• [Raw records]:
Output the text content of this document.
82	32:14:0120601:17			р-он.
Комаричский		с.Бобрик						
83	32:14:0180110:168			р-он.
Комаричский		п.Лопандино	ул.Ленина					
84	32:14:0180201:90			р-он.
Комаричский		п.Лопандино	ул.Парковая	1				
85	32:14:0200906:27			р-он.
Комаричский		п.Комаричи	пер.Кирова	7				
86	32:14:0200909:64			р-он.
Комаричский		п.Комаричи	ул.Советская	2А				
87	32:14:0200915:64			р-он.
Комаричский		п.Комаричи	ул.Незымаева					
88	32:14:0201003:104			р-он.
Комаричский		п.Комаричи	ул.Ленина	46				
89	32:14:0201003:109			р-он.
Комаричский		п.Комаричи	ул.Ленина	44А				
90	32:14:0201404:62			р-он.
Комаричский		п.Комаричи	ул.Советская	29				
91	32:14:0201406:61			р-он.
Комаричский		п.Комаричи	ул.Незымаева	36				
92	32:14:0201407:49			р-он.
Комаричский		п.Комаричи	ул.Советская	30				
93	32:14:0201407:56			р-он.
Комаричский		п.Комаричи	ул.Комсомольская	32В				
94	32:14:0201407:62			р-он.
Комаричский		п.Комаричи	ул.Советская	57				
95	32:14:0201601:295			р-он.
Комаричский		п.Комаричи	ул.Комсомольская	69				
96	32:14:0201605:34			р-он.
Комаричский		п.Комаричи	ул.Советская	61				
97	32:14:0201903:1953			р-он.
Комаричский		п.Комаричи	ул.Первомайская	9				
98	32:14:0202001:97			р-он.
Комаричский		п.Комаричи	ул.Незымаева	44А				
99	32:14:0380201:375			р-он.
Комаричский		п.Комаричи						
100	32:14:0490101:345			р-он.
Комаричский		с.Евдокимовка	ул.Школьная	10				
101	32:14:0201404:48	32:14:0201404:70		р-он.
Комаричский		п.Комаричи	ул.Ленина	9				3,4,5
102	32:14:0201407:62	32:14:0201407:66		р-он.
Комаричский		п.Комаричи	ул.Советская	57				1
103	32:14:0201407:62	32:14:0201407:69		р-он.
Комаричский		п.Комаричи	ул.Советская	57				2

• [Given instruction]:
Retype the records in full. Keep every line identical to the original.

• [Correct answer]:
Output the text content of this document.
82	32:14:0120601:17			р-он.
Комаричский		с.Бобрик						
83	32:14:0180110:168			р-он.
Комаричский		п.Лопандино	ул.Ленина					
84	32:14:0180201:90			р-он.
Комаричский		п.Лопандино	ул.Парковая	1				
85	32:14:0200906:27			р-он.
Комаричский		п.Комаричи	пер.Кирова	7				
86	32:14:0200909:64			р-он.
Комаричский		п.Комаричи	ул.Советская	2А				
87	32:14:0200915:64			р-он.
Комаричский		п.Комаричи	ул.Незымаева					
88	32:14:0201003:104			р-он.
Комаричский		п.Комаричи	ул.Ленина	46				
89	32:14:0201003:109			р-он.
Комаричский		п.Комаричи	ул.Ленина	44А				
90	32:14:0201404:62			р-он.
Комаричский		п.Комаричи	ул.Советская	29				
91	32:14:0201406:61			р-он.
Комаричский		п.Комаричи	ул.Незымаева	36				
92	32:14:0201407:49			р-он.
Комаричский		п.Комаричи	ул.Советская	30				
93	32:14:0201407:56			р-он.
Комаричский		п.Комаричи	ул.Комсомольская	32В				
94	32:14:0201407:62			р-он.
Комаричский		п.Комаричи	ул.Советская	57				
95	32:14:0201601:295			р-он.
Комаричский		п.Комаричи	ул.Комсомольская	69				
96	32:14:0201605:34			р-он.
Комаричский		п.Комаричи	ул.Советская	61				
97	32:14:0201903:1953			р-он.
Комаричский		п.Комаричи	ул.Первомайская	9				
98	32:14:0202001:97			р-он.
Комаричский		п.Комаричи	ул.Незымаева	44А				
99	32:14:0380201:375			р-он.
Комаричский		п.Комаричи						
100	32:14:0490101:345			р-он.
Комаричский		с.Евдокимовка	ул.Школьная	10				
101	32:14:0201404:48	32:14:0201404:70		р-он.
Комаричский		п.Комаричи	ул.Ленина	9				3,4,5
102	32:14:0201407:62	32:14:0201407:66		р-он.
Комаричский		п.Комаричи	ул.Советская	57				1
103	32:14:0201407:62	32:14:0201407:69		р-он.
Комаричский		п.Комаричи	ул.Советская	57				2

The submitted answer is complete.